Exactly repeat the full listing that follows.
** START **
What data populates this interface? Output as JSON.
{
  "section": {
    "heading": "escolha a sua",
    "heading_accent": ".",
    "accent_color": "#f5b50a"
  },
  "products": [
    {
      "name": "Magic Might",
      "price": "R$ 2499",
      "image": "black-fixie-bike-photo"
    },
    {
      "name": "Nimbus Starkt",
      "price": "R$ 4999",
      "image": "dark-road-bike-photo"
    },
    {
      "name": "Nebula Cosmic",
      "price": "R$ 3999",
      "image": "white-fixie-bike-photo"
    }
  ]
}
** END **
> _The response_
What data populates this interface? Output as JSON.
{
  "section": {
    "heading": "escolha a sua",
    "heading_accent": ".",
    "accent_color": "#f5b50a"
  },
  "products": [
    {
      "name": "Magic Might",
      "price": "R$ 2499",
      "image": "black-fixie-bike-photo"
    },
    {
      "name": "Nimbus Starkt",
      "price": "R$ 4999",
      "image": "dark-road-bike-photo"
    },
    {
      "name": "Nebula Cosmic",
      "price": "R$ 3999",
      "image": "white-fixie-bike-photo"
    }
  ]
}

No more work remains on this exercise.